▸ **Problem**: From the entries below, count every line that contains the word "Multiple". Please give the number and nothing else.

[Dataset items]
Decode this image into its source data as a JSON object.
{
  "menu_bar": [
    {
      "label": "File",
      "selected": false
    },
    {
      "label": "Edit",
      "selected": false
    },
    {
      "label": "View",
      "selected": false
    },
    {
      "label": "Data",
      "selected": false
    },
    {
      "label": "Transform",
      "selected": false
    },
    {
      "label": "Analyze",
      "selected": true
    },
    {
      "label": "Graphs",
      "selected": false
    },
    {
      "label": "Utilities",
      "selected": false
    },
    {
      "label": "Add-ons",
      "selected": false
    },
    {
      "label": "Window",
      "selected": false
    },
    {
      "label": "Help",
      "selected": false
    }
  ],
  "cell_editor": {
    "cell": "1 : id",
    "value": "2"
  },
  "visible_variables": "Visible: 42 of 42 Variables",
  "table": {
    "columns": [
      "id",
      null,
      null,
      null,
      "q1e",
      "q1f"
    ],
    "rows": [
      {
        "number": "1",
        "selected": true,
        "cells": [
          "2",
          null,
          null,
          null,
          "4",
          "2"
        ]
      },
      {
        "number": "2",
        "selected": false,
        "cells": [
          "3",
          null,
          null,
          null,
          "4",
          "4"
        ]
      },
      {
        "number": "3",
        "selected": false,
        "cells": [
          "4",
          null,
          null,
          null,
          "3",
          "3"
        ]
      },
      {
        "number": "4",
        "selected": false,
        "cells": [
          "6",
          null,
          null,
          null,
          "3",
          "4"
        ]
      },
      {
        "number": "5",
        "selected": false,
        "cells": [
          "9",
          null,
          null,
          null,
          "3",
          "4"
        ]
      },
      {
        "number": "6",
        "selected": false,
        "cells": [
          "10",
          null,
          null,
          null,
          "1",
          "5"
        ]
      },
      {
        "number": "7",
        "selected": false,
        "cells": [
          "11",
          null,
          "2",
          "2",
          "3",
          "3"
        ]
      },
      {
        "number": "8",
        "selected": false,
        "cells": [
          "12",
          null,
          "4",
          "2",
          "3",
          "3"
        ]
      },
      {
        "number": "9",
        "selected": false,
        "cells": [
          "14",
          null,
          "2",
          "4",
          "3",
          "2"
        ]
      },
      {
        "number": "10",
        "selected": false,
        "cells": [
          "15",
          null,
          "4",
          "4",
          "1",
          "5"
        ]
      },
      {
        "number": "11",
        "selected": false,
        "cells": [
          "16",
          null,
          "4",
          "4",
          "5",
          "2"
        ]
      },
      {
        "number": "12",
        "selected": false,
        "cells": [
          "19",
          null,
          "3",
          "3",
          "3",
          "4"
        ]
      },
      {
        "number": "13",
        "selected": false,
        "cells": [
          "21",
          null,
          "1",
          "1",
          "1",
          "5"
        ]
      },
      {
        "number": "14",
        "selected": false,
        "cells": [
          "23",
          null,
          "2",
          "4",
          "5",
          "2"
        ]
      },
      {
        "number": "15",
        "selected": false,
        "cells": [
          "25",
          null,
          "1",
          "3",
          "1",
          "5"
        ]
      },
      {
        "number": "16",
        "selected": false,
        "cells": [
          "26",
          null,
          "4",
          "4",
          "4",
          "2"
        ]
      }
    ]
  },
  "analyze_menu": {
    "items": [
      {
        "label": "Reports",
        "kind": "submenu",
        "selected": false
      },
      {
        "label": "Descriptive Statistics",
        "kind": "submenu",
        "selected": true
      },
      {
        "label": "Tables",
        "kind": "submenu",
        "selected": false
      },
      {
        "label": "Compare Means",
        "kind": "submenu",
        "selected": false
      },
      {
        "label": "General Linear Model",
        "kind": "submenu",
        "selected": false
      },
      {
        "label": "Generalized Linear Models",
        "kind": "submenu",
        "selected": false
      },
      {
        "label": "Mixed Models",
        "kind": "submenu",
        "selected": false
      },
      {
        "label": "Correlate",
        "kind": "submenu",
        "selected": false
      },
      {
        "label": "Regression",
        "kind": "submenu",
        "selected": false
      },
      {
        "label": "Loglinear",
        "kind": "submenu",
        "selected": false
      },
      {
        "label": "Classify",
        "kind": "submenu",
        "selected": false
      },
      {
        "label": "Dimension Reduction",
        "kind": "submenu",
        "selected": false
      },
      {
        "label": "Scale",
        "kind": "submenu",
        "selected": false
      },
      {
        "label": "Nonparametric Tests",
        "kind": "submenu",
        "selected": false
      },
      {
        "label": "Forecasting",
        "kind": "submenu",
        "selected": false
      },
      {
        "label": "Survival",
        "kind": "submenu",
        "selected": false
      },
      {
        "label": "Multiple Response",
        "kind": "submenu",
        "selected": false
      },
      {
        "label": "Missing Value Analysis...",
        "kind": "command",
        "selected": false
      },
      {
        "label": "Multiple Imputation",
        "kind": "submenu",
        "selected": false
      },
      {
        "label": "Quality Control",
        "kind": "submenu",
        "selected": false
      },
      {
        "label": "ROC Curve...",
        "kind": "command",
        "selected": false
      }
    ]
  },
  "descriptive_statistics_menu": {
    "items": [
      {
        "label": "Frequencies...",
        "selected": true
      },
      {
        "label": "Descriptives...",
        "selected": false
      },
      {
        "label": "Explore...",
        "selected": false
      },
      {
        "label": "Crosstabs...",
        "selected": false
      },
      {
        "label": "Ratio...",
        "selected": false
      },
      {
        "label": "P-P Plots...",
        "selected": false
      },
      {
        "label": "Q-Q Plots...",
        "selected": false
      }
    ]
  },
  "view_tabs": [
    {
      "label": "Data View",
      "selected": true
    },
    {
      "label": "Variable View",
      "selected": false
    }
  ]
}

▸ **Output of the task**: 2